Entries with figure data:
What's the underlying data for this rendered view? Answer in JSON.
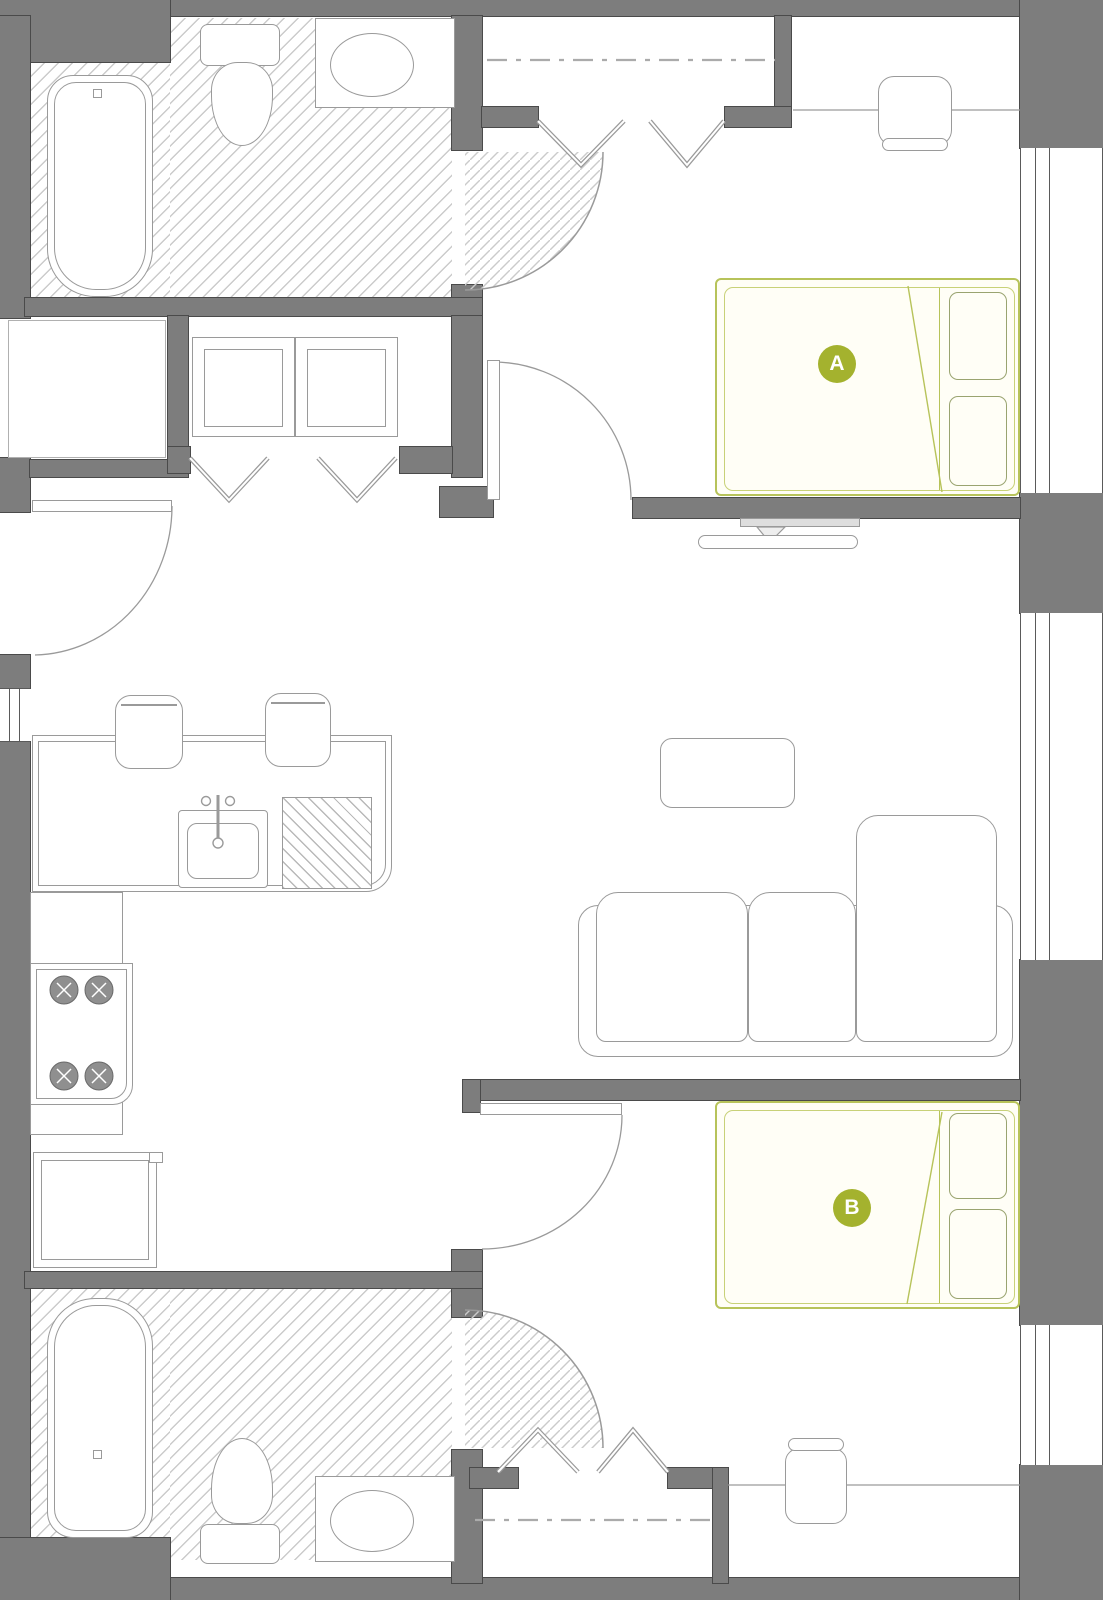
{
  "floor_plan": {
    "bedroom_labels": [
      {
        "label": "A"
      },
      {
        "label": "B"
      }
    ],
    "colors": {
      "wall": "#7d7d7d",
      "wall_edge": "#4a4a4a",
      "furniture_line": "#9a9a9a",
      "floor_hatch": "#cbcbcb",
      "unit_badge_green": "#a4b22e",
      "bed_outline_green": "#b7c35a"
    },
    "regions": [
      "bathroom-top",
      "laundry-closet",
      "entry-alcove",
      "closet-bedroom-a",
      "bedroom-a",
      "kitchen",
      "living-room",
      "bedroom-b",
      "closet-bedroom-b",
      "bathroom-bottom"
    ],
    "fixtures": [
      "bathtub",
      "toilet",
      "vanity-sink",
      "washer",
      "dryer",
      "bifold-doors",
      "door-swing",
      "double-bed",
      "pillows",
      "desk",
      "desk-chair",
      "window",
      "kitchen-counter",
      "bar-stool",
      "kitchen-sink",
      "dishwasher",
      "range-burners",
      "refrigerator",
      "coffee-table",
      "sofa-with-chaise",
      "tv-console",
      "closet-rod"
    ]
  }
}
--
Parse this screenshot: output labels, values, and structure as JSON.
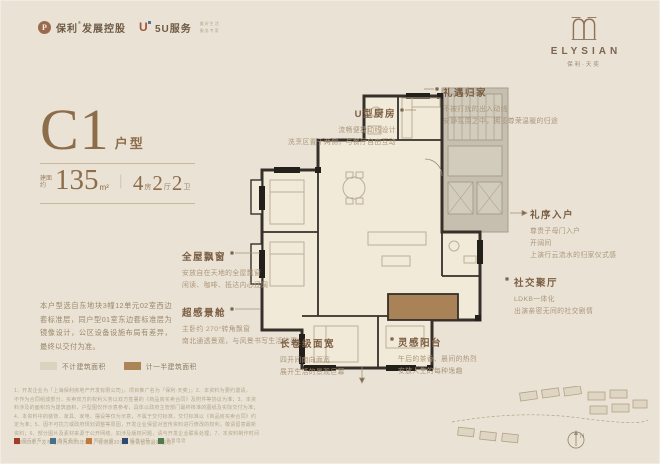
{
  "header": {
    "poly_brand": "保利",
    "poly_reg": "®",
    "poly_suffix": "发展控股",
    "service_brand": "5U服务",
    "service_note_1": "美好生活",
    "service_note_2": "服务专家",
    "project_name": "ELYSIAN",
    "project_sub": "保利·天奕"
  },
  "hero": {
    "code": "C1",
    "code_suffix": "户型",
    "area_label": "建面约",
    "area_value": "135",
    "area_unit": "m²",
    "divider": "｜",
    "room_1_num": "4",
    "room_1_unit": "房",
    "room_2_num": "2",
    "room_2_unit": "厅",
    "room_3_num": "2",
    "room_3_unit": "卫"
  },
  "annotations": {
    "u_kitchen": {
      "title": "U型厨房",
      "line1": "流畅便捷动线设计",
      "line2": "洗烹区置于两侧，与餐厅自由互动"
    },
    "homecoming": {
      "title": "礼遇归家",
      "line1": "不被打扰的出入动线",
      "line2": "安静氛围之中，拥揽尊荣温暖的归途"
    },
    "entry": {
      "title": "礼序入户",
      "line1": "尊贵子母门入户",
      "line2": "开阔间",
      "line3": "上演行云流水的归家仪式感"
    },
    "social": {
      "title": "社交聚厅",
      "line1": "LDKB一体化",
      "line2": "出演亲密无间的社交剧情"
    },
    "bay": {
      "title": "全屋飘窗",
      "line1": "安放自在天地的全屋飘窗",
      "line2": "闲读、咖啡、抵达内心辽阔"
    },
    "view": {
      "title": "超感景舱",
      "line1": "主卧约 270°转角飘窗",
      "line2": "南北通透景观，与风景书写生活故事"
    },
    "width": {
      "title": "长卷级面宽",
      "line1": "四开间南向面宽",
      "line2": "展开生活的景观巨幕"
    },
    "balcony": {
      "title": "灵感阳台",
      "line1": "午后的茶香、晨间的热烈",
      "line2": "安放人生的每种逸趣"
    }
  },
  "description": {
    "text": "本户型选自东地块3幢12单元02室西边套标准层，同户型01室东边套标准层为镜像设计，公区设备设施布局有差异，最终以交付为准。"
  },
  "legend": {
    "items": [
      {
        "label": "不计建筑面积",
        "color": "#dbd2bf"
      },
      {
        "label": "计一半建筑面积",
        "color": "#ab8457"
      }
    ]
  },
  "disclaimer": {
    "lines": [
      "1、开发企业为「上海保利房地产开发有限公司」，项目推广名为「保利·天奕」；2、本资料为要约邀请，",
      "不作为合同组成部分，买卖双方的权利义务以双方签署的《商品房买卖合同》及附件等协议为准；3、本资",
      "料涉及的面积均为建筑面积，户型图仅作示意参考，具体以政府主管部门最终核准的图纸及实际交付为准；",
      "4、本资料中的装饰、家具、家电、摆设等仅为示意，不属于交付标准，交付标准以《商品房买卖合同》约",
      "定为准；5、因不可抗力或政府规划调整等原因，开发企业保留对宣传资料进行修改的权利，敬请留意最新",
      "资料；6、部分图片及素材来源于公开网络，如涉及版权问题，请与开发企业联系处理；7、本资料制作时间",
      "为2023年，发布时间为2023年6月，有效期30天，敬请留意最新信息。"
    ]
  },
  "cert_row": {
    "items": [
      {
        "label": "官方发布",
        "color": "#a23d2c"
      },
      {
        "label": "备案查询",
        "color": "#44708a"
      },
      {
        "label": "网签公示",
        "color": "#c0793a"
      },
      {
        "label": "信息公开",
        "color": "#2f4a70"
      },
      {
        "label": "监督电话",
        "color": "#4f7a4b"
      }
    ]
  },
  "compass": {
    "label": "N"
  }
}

• Aim of the task
Work out the number of lines in this listing that include the word "JSON". Reply with that number only.

• Expected answer
2